**Written problem:**
Each record is to be printed again precisely as it reads.
-- Begin Exercise input --
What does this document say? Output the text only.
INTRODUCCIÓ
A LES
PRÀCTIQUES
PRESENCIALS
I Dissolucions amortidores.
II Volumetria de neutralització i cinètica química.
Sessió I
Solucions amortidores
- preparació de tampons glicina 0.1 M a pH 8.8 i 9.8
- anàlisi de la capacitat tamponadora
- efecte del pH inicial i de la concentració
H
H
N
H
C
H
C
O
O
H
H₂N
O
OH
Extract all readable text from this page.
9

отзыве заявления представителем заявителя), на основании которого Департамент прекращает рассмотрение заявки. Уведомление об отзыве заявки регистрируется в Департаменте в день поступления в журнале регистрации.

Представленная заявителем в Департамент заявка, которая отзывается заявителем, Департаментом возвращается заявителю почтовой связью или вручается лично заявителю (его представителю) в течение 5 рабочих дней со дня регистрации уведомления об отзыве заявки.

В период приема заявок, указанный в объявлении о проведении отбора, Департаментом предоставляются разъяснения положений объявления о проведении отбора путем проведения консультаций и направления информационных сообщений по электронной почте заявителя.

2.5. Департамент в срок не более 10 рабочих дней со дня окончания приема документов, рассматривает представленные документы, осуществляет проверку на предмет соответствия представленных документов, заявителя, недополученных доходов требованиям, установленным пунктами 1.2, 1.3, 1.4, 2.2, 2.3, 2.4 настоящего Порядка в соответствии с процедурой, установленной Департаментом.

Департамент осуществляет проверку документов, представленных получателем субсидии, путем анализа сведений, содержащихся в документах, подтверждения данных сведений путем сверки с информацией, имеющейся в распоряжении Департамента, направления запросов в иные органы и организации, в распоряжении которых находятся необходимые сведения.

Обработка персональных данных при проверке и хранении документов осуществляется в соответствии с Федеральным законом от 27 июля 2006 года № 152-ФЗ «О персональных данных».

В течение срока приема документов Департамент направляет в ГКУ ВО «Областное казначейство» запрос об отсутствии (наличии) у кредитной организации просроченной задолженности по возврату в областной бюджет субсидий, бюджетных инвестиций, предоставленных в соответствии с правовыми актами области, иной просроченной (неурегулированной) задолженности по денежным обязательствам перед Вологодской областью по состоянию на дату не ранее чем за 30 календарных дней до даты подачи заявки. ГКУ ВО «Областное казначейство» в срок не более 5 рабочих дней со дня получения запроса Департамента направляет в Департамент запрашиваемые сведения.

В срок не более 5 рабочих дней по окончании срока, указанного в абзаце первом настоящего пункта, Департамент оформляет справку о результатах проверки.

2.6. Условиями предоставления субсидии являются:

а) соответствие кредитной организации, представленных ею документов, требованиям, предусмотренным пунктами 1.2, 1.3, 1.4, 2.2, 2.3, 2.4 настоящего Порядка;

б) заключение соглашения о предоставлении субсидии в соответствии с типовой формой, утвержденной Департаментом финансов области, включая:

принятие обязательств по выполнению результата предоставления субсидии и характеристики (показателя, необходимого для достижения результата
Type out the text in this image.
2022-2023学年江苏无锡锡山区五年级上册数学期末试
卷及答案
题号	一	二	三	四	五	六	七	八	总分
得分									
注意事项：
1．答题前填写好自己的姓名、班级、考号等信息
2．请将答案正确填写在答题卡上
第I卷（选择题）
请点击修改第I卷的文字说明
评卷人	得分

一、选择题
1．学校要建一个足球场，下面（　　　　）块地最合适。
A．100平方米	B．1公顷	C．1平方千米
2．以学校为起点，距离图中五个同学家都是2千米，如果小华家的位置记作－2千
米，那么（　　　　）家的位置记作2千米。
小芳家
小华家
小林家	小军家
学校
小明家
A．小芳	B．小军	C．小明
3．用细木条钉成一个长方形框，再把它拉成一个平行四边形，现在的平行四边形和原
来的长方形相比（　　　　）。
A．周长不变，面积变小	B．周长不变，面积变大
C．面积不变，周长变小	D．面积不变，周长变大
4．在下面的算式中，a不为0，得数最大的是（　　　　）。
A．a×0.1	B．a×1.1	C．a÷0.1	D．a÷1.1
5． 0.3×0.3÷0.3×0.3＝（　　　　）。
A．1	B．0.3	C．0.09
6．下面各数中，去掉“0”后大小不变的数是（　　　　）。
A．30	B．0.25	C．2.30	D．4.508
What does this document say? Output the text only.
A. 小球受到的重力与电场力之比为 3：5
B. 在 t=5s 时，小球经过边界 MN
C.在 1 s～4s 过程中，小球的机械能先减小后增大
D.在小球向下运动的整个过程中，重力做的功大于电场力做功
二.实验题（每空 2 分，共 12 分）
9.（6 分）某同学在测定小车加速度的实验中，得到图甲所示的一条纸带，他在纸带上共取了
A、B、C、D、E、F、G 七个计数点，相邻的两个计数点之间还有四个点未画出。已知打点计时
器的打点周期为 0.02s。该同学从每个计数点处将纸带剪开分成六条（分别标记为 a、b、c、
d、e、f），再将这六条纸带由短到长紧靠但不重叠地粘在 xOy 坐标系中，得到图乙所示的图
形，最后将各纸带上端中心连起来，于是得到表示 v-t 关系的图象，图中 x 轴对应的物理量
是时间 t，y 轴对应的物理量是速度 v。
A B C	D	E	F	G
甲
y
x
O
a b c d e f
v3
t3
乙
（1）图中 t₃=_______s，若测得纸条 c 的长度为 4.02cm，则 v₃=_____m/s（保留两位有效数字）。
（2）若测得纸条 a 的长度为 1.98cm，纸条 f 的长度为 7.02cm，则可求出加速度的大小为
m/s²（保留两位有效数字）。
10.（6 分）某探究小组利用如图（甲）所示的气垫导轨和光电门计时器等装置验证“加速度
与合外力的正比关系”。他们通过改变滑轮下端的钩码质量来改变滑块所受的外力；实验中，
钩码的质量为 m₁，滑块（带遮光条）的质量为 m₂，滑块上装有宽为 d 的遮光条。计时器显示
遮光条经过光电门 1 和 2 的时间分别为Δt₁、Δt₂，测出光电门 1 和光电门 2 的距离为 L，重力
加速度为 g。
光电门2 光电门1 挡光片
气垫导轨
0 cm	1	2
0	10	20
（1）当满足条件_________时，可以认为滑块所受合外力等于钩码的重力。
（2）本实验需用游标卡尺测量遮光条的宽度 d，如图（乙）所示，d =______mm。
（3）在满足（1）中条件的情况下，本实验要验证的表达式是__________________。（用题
-- End Exercise input --
**Task answer:**
What does this document say? Output the text only.
INTRODUCCIÓ
A LES
PRÀCTIQUES
PRESENCIALS
I Dissolucions amortidores.
II Volumetria de neutralització i cinètica química.
Sessió I
Solucions amortidores
- preparació de tampons glicina 0.1 M a pH 8.8 i 9.8
- anàlisi de la capacitat tamponadora
- efecte del pH inicial i de la concentració
H
H
N
H
C
H
C
O
O
H
H₂N
O
OH
Extract all readable text from this page.
9

отзыве заявления представителем заявителя), на основании которого Департамент прекращает рассмотрение заявки. Уведомление об отзыве заявки регистрируется в Департаменте в день поступления в журнале регистрации.

Представленная заявителем в Департамент заявка, которая отзывается заявителем, Департаментом возвращается заявителю почтовой связью или вручается лично заявителю (его представителю) в течение 5 рабочих дней со дня регистрации уведомления об отзыве заявки.

В период приема заявок, указанный в объявлении о проведении отбора, Департаментом предоставляются разъяснения положений объявления о проведении отбора путем проведения консультаций и направления информационных сообщений по электронной почте заявителя.

2.5. Департамент в срок не более 10 рабочих дней со дня окончания приема документов, рассматривает представленные документы, осуществляет проверку на предмет соответствия представленных документов, заявителя, недополученных доходов требованиям, установленным пунктами 1.2, 1.3, 1.4, 2.2, 2.3, 2.4 настоящего Порядка в соответствии с процедурой, установленной Департаментом.

Департамент осуществляет проверку документов, представленных получателем субсидии, путем анализа сведений, содержащихся в документах, подтверждения данных сведений путем сверки с информацией, имеющейся в распоряжении Департамента, направления запросов в иные органы и организации, в распоряжении которых находятся необходимые сведения.

Обработка персональных данных при проверке и хранении документов осуществляется в соответствии с Федеральным законом от 27 июля 2006 года № 152-ФЗ «О персональных данных».

В течение срока приема документов Департамент направляет в ГКУ ВО «Областное казначейство» запрос об отсутствии (наличии) у кредитной организации просроченной задолженности по возврату в областной бюджет субсидий, бюджетных инвестиций, предоставленных в соответствии с правовыми актами области, иной просроченной (неурегулированной) задолженности по денежным обязательствам перед Вологодской областью по состоянию на дату не ранее чем за 30 календарных дней до даты подачи заявки. ГКУ ВО «Областное казначейство» в срок не более 5 рабочих дней со дня получения запроса Департамента направляет в Департамент запрашиваемые сведения.

В срок не более 5 рабочих дней по окончании срока, указанного в абзаце первом настоящего пункта, Департамент оформляет справку о результатах проверки.

2.6. Условиями предоставления субсидии являются:

а) соответствие кредитной организации, представленных ею документов, требованиям, предусмотренным пунктами 1.2, 1.3, 1.4, 2.2, 2.3, 2.4 настоящего Порядка;

б) заключение соглашения о предоставлении субсидии в соответствии с типовой формой, утвержденной Департаментом финансов области, включая:

принятие обязательств по выполнению результата предоставления субсидии и характеристики (показателя, необходимого для достижения результата
Type out the text in this image.
2022-2023学年江苏无锡锡山区五年级上册数学期末试
卷及答案
题号	一	二	三	四	五	六	七	八	总分
得分									
注意事项：
1．答题前填写好自己的姓名、班级、考号等信息
2．请将答案正确填写在答题卡上
第I卷（选择题）
请点击修改第I卷的文字说明
评卷人	得分

一、选择题
1．学校要建一个足球场，下面（　　　　）块地最合适。
A．100平方米	B．1公顷	C．1平方千米
2．以学校为起点，距离图中五个同学家都是2千米，如果小华家的位置记作－2千
米，那么（　　　　）家的位置记作2千米。
小芳家
小华家
小林家	小军家
学校
小明家
A．小芳	B．小军	C．小明
3．用细木条钉成一个长方形框，再把它拉成一个平行四边形，现在的平行四边形和原
来的长方形相比（　　　　）。
A．周长不变，面积变小	B．周长不变，面积变大
C．面积不变，周长变小	D．面积不变，周长变大
4．在下面的算式中，a不为0，得数最大的是（　　　　）。
A．a×0.1	B．a×1.1	C．a÷0.1	D．a÷1.1
5． 0.3×0.3÷0.3×0.3＝（　　　　）。
A．1	B．0.3	C．0.09
6．下面各数中，去掉“0”后大小不变的数是（　　　　）。
A．30	B．0.25	C．2.30	D．4.508
What does this document say? Output the text only.
A. 小球受到的重力与电场力之比为 3：5
B. 在 t=5s 时，小球经过边界 MN
C.在 1 s～4s 过程中，小球的机械能先减小后增大
D.在小球向下运动的整个过程中，重力做的功大于电场力做功
二.实验题（每空 2 分，共 12 分）
9.（6 分）某同学在测定小车加速度的实验中，得到图甲所示的一条纸带，他在纸带上共取了
A、B、C、D、E、F、G 七个计数点，相邻的两个计数点之间还有四个点未画出。已知打点计时
器的打点周期为 0.02s。该同学从每个计数点处将纸带剪开分成六条（分别标记为 a、b、c、
d、e、f），再将这六条纸带由短到长紧靠但不重叠地粘在 xOy 坐标系中，得到图乙所示的图
形，最后将各纸带上端中心连起来，于是得到表示 v-t 关系的图象，图中 x 轴对应的物理量
是时间 t，y 轴对应的物理量是速度 v。
A B C	D	E	F	G
甲
y
x
O
a b c d e f
v3
t3
乙
（1）图中 t₃=_______s，若测得纸条 c 的长度为 4.02cm，则 v₃=_____m/s（保留两位有效数字）。
（2）若测得纸条 a 的长度为 1.98cm，纸条 f 的长度为 7.02cm，则可求出加速度的大小为
m/s²（保留两位有效数字）。
10.（6 分）某探究小组利用如图（甲）所示的气垫导轨和光电门计时器等装置验证“加速度
与合外力的正比关系”。他们通过改变滑轮下端的钩码质量来改变滑块所受的外力；实验中，
钩码的质量为 m₁，滑块（带遮光条）的质量为 m₂，滑块上装有宽为 d 的遮光条。计时器显示
遮光条经过光电门 1 和 2 的时间分别为Δt₁、Δt₂，测出光电门 1 和光电门 2 的距离为 L，重力
加速度为 g。
光电门2 光电门1 挡光片
气垫导轨
0 cm	1	2
0	10	20
（1）当满足条件_________时，可以认为滑块所受合外力等于钩码的重力。
（2）本实验需用游标卡尺测量遮光条的宽度 d，如图（乙）所示，d =______mm。
（3）在满足（1）中条件的情况下，本实验要验证的表达式是__________________。（用题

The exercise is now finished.